**JOB**
Track down each line that has the word "Billions" and copy it.

[Figure content listings]
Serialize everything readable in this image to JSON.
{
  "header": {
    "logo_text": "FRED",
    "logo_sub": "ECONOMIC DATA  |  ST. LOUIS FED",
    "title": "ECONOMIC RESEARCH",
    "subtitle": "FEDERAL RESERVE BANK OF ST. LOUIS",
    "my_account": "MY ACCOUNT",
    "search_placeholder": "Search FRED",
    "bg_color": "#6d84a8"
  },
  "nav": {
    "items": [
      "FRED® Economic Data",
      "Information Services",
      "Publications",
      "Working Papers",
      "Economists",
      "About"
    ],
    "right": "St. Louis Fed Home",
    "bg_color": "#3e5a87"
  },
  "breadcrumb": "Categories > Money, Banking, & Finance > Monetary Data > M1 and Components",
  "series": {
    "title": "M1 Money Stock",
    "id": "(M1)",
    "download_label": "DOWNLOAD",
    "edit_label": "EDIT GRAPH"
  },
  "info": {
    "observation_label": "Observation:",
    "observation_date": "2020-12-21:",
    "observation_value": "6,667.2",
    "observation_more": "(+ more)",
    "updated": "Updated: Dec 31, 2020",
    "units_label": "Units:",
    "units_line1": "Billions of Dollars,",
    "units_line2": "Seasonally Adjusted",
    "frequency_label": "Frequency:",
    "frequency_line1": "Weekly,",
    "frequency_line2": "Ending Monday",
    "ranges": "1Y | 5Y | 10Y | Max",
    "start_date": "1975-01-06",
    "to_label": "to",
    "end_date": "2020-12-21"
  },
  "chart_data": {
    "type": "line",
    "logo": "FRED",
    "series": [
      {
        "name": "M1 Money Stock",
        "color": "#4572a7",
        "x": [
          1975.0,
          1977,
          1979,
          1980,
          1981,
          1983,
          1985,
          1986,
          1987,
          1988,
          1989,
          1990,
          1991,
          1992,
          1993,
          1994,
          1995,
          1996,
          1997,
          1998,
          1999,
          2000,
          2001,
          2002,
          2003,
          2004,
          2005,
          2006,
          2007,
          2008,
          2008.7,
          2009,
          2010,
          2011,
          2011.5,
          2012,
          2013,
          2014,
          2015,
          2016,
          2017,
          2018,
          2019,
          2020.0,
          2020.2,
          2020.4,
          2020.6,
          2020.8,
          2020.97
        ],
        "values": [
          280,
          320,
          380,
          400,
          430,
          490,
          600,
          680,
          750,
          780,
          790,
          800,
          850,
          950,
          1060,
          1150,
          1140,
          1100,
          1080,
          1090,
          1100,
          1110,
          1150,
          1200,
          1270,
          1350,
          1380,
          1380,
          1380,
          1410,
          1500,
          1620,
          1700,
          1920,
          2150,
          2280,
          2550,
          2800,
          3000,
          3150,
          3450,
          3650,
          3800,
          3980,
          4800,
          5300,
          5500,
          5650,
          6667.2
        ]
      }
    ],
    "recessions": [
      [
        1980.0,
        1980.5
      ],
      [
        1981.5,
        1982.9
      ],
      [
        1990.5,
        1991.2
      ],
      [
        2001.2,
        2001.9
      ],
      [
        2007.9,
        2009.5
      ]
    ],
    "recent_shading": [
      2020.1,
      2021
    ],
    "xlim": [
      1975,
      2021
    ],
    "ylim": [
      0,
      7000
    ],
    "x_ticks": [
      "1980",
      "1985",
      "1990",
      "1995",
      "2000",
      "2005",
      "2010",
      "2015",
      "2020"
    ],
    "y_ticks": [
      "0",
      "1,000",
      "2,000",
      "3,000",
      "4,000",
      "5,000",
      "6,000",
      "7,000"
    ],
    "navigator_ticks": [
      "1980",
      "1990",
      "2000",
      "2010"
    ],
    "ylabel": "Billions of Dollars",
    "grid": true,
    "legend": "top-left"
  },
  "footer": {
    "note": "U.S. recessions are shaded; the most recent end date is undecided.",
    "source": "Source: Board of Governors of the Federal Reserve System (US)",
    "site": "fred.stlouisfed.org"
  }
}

**FINAL RESULT**
    "units_line1": "Billions of Dollars,",
    "ylabel": "Billions of Dollars",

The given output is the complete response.